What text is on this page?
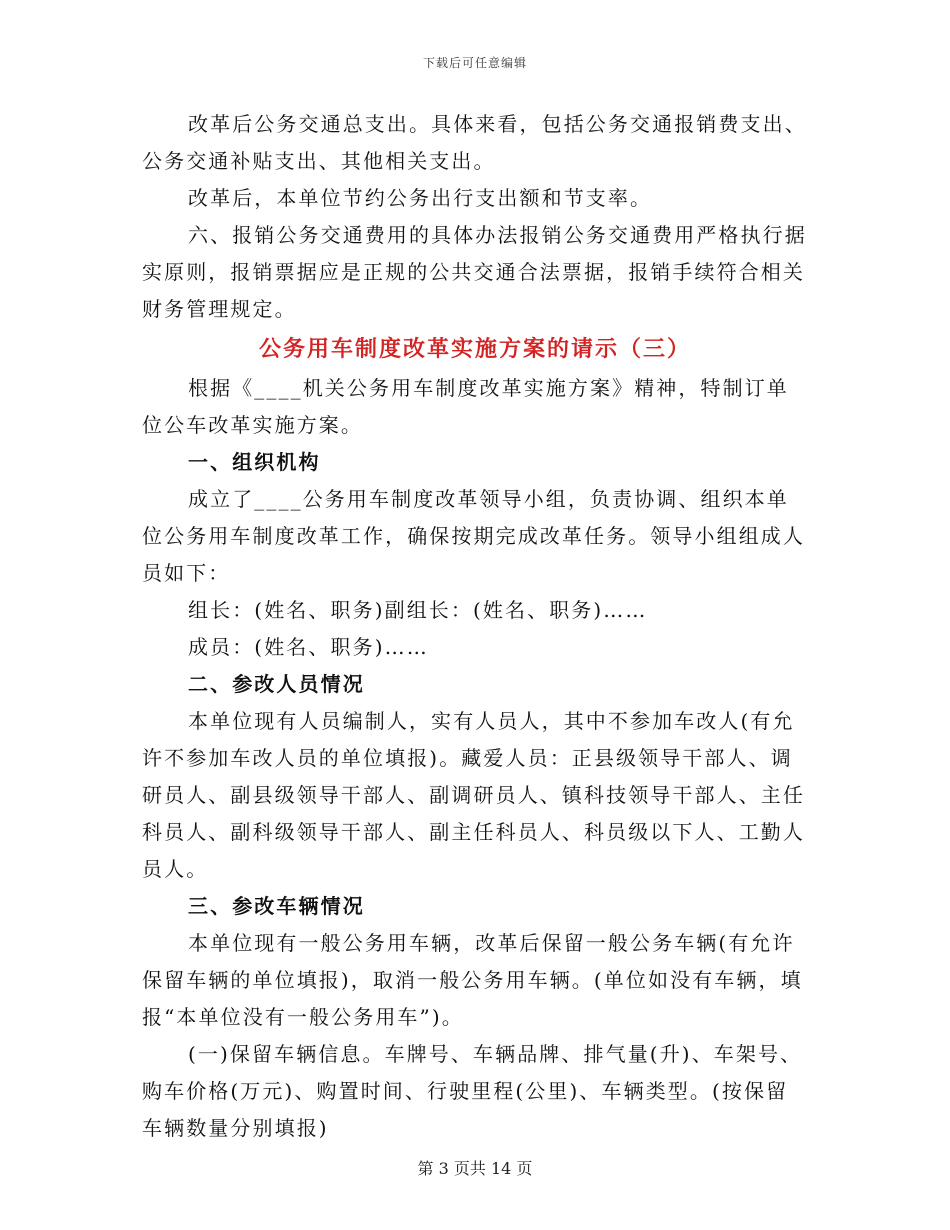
下载后可任意编辑

改革后公务交通总支出。具体来看，包括公务交通报销费支出、公务交通补贴支出、其他相关支出。

改革后，本单位节约公务出行支出额和节支率。

六、报销公务交通费用的具体办法报销公务交通费用严格执行据实原则，报销票据应是正规的公共交通合法票据，报销手续符合相关财务管理规定。

公务用车制度改革实施方案的请示（三）

根据《____机关公务用车制度改革实施方案》精神，特制订单位公车改革实施方案。

一、组织机构

成立了____公务用车制度改革领导小组，负责协调、组织本单位公务用车制度改革工作，确保按期完成改革任务。领导小组组成人员如下：

组长：(姓名、职务)副组长：(姓名、职务)……

成员：(姓名、职务)……

二、参改人员情况

本单位现有人员编制人，实有人员人，其中不参加车改人(有允许不参加车改人员的单位填报)。藏爱人员：正县级领导干部人、调研员人、副县级领导干部人、副调研员人、镇科技领导干部人、主任科员人、副科级领导干部人、副主任科员人、科员级以下人、工勤人员人。

三、参改车辆情况

本单位现有一般公务用车辆，改革后保留一般公务车辆(有允许保留车辆的单位填报)，取消一般公务用车辆。(单位如没有车辆，填报“本单位没有一般公务用车”)。

(一)保留车辆信息。车牌号、车辆品牌、排气量(升)、车架号、购车价格(万元)、购置时间、行驶里程(公里)、车辆类型。(按保留车辆数量分别填报)

第 3 页共 14 页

· · · · ·

■ **GOAL OF THE EXERCISE**: Exclude the pictures. Write out the remaining data exactly.

■ **SOLUTION FOR THIS EXERCISE**:
What text is on this page?
下载后可任意编辑

改革后公务交通总支出。具体来看，包括公务交通报销费支出、公务交通补贴支出、其他相关支出。

改革后，本单位节约公务出行支出额和节支率。

六、报销公务交通费用的具体办法报销公务交通费用严格执行据实原则，报销票据应是正规的公共交通合法票据，报销手续符合相关财务管理规定。

公务用车制度改革实施方案的请示（三）

根据《____机关公务用车制度改革实施方案》精神，特制订单位公车改革实施方案。

一、组织机构

成立了____公务用车制度改革领导小组，负责协调、组织本单位公务用车制度改革工作，确保按期完成改革任务。领导小组组成人员如下：

组长：(姓名、职务)副组长：(姓名、职务)……

成员：(姓名、职务)……

二、参改人员情况

本单位现有人员编制人，实有人员人，其中不参加车改人(有允许不参加车改人员的单位填报)。藏爱人员：正县级领导干部人、调研员人、副县级领导干部人、副调研员人、镇科技领导干部人、主任科员人、副科级领导干部人、副主任科员人、科员级以下人、工勤人员人。

三、参改车辆情况

本单位现有一般公务用车辆，改革后保留一般公务车辆(有允许保留车辆的单位填报)，取消一般公务用车辆。(单位如没有车辆，填报“本单位没有一般公务用车”)。

(一)保留车辆信息。车牌号、车辆品牌、排气量(升)、车架号、购车价格(万元)、购置时间、行驶里程(公里)、车辆类型。(按保留车辆数量分别填报)

第 3 页共 14 页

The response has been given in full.